# EXERCISE REQUIREMENTS
**A)** In one to three sentences, explain why the excerpt on file scanning frameworks says such a framework should have a simple plugin system.
**B)** Please copy the excerpt on file scanning frameworks from "Why a file scanning" to "a convenient location.".

Please do not hesitate to contact me if you have comments or if you know another tool similar to the ones described in this article.

Table of contents

Why a file scanning framework?

There is a growing number of tools developed for malware analysis. For static analysis, we have now a large choice of tools to hash files, to identify their type, to parse their content, to extract metadata and main characteristics, to identify anomalies or signs of malicious content, to detect and extract embedded files, etc. To analyze a single file, it may become a bit tedious to run all the relevant tools and store the results in a convenient location.

The idea of a file scanning framework is to integrate all these tools into a single interface ready to use to simplify the work of the analyst, to automate parts of the work, and to store the results in a structured way (e.g. a database) for further analysis across a collection of samples. Ideally, the framework should be able to detect file types in order to run the corresponding tools in a smart way (e.g. PDF tools for PDF, PE tools for PE executables, etc). It should also handle archives, containers and embedded files automatically. And last but not least, such a framework should have a simple plugin system, so that the community could easily contribute new scanning features.

# SUPPLIED MATERIAL
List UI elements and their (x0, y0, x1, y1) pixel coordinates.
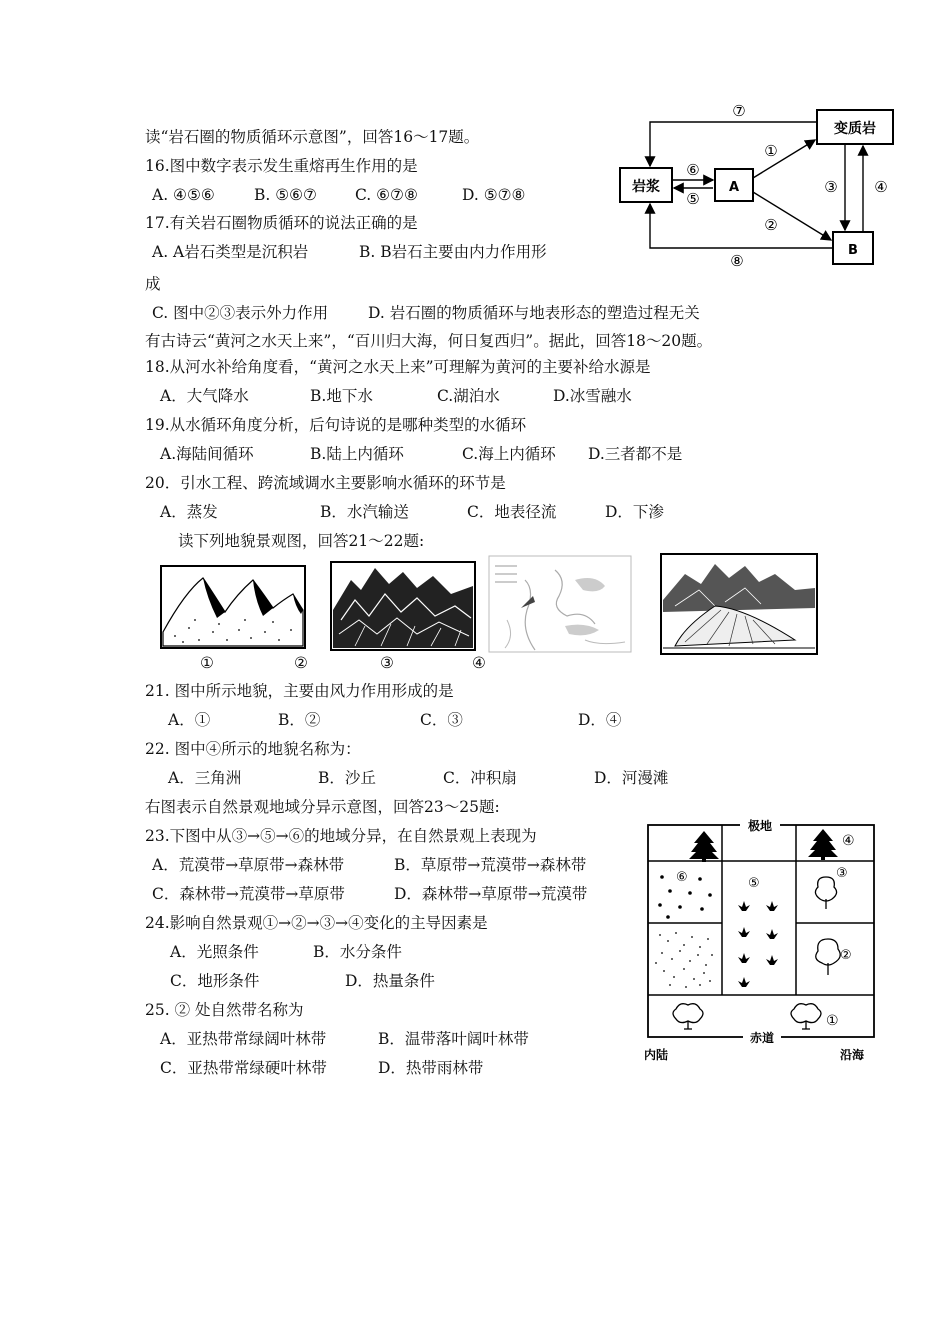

# PER-TASK OUTPUTS
**A)** The excerpt says a file scanning framework should have a simple plugin system so that the community could easily contribute new scanning features.

**B)**
Why a file scanning framework?

There is a growing number of tools developed for malware analysis. For static analysis, we have now a large choice of tools to hash files, to identify their type, to parse their content, to extract metadata and main characteristics, to identify anomalies or signs of malicious content, to detect and extract embedded files, etc. To analyze a single file, it may become a bit tedious to run all the relevant tools and store the results in a convenient location.